**Set task**
Set down, in full, every record in the block.

Data entries:

⟨

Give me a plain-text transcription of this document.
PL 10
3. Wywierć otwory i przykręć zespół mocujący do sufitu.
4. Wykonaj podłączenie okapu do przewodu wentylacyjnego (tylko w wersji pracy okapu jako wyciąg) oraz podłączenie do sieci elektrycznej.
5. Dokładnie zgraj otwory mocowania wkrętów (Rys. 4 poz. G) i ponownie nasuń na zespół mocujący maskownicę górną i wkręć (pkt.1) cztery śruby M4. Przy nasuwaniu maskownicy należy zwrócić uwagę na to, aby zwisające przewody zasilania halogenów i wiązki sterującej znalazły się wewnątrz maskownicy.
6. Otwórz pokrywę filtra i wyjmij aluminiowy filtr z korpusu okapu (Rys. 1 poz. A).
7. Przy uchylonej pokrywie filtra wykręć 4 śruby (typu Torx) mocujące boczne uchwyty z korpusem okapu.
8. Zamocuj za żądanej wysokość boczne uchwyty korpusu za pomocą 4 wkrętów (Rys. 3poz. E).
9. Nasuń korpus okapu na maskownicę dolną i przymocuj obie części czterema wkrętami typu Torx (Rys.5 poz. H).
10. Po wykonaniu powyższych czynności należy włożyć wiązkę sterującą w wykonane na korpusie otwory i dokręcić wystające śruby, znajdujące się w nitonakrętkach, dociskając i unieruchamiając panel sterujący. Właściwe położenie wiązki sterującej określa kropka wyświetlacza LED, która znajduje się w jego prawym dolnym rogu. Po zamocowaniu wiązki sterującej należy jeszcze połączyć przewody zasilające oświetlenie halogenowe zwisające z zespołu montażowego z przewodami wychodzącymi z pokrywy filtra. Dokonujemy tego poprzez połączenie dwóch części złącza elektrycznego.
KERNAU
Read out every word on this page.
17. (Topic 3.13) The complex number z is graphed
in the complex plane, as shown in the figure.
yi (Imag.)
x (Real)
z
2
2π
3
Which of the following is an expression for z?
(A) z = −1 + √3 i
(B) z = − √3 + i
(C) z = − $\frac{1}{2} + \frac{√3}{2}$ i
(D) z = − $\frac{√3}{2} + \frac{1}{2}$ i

⟩

**Exercise output**
Give me a plain-text transcription of this document.
PL 10
3. Wywierć otwory i przykręć zespół mocujący do sufitu.
4. Wykonaj podłączenie okapu do przewodu wentylacyjnego (tylko w wersji pracy okapu jako wyciąg) oraz podłączenie do sieci elektrycznej.
5. Dokładnie zgraj otwory mocowania wkrętów (Rys. 4 poz. G) i ponownie nasuń na zespół mocujący maskownicę górną i wkręć (pkt.1) cztery śruby M4. Przy nasuwaniu maskownicy należy zwrócić uwagę na to, aby zwisające przewody zasilania halogenów i wiązki sterującej znalazły się wewnątrz maskownicy.
6. Otwórz pokrywę filtra i wyjmij aluminiowy filtr z korpusu okapu (Rys. 1 poz. A).
7. Przy uchylonej pokrywie filtra wykręć 4 śruby (typu Torx) mocujące boczne uchwyty z korpusem okapu.
8. Zamocuj za żądanej wysokość boczne uchwyty korpusu za pomocą 4 wkrętów (Rys. 3poz. E).
9. Nasuń korpus okapu na maskownicę dolną i przymocuj obie części czterema wkrętami typu Torx (Rys.5 poz. H).
10. Po wykonaniu powyższych czynności należy włożyć wiązkę sterującą w wykonane na korpusie otwory i dokręcić wystające śruby, znajdujące się w nitonakrętkach, dociskając i unieruchamiając panel sterujący. Właściwe położenie wiązki sterującej określa kropka wyświetlacza LED, która znajduje się w jego prawym dolnym rogu. Po zamocowaniu wiązki sterującej należy jeszcze połączyć przewody zasilające oświetlenie halogenowe zwisające z zespołu montażowego z przewodami wychodzącymi z pokrywy filtra. Dokonujemy tego poprzez połączenie dwóch części złącza elektrycznego.
KERNAU
Read out every word on this page.
17. (Topic 3.13) The complex number z is graphed
in the complex plane, as shown in the figure.
yi (Imag.)
x (Real)
z
2
2π
3
Which of the following is an expression for z?
(A) z = −1 + √3 i
(B) z = − √3 + i
(C) z = − $\frac{1}{2} + \frac{√3}{2}$ i
(D) z = − $\frac{√3}{2} + \frac{1}{2}$ i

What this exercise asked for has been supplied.